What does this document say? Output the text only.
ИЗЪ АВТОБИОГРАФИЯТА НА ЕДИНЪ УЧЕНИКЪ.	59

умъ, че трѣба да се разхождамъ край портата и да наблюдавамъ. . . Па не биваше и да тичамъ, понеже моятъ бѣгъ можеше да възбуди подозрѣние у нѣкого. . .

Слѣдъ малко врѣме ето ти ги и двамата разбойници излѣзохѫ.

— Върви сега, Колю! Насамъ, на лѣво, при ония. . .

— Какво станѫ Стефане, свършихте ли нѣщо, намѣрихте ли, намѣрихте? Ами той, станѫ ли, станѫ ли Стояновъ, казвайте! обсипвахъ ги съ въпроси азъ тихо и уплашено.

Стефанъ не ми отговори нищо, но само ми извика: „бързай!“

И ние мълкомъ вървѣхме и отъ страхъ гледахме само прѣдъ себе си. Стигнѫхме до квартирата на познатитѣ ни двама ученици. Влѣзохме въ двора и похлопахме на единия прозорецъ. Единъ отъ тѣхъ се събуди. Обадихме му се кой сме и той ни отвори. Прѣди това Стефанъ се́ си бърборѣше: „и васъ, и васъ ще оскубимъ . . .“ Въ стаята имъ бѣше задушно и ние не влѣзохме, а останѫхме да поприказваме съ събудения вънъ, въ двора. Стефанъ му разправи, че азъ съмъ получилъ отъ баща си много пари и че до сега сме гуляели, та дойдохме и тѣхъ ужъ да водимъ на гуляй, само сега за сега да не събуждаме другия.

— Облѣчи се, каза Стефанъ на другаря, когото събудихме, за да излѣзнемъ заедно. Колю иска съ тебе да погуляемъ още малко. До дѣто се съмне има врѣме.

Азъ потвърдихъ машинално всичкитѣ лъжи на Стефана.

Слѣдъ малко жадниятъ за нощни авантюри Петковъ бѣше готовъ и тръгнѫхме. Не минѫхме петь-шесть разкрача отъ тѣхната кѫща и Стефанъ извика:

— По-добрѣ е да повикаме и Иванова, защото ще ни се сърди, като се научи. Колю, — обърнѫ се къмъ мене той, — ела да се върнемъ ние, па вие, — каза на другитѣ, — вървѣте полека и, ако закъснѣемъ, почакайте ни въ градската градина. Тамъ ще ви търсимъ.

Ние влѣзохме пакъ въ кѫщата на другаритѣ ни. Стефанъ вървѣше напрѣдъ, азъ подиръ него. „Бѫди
- - - - -
▶ **DO THIS**: Retype all of the material, keeping each line exact.

▶ **RESULT OF THIS EXERCISE**:
What does this document say? Output the text only.
ИЗЪ АВТОБИОГРАФИЯТА НА ЕДИНЪ УЧЕНИКЪ.	59

умъ, че трѣба да се разхождамъ край портата и да наблюдавамъ. . . Па не биваше и да тичамъ, понеже моятъ бѣгъ можеше да възбуди подозрѣние у нѣкого. . .

Слѣдъ малко врѣме ето ти ги и двамата разбойници излѣзохѫ.

— Върви сега, Колю! Насамъ, на лѣво, при ония. . .

— Какво станѫ Стефане, свършихте ли нѣщо, намѣрихте ли, намѣрихте? Ами той, станѫ ли, станѫ ли Стояновъ, казвайте! обсипвахъ ги съ въпроси азъ тихо и уплашено.

Стефанъ не ми отговори нищо, но само ми извика: „бързай!“

И ние мълкомъ вървѣхме и отъ страхъ гледахме само прѣдъ себе си. Стигнѫхме до квартирата на познатитѣ ни двама ученици. Влѣзохме въ двора и похлопахме на единия прозорецъ. Единъ отъ тѣхъ се събуди. Обадихме му се кой сме и той ни отвори. Прѣди това Стефанъ се́ си бърборѣше: „и васъ, и васъ ще оскубимъ . . .“ Въ стаята имъ бѣше задушно и ние не влѣзохме, а останѫхме да поприказваме съ събудения вънъ, въ двора. Стефанъ му разправи, че азъ съмъ получилъ отъ баща си много пари и че до сега сме гуляели, та дойдохме и тѣхъ ужъ да водимъ на гуляй, само сега за сега да не събуждаме другия.

— Облѣчи се, каза Стефанъ на другаря, когото събудихме, за да излѣзнемъ заедно. Колю иска съ тебе да погуляемъ още малко. До дѣто се съмне има врѣме.

Азъ потвърдихъ машинално всичкитѣ лъжи на Стефана.

Слѣдъ малко жадниятъ за нощни авантюри Петковъ бѣше готовъ и тръгнѫхме. Не минѫхме петь-шесть разкрача отъ тѣхната кѫща и Стефанъ извика:

— По-добрѣ е да повикаме и Иванова, защото ще ни се сърди, като се научи. Колю, — обърнѫ се къмъ мене той, — ела да се върнемъ ние, па вие, — каза на другитѣ, — вървѣте полека и, ако закъснѣемъ, почакайте ни въ градската градина. Тамъ ще ви търсимъ.

Ние влѣзохме пакъ въ кѫщата на другаритѣ ни. Стефанъ вървѣше напрѣдъ, азъ подиръ него. „Бѫди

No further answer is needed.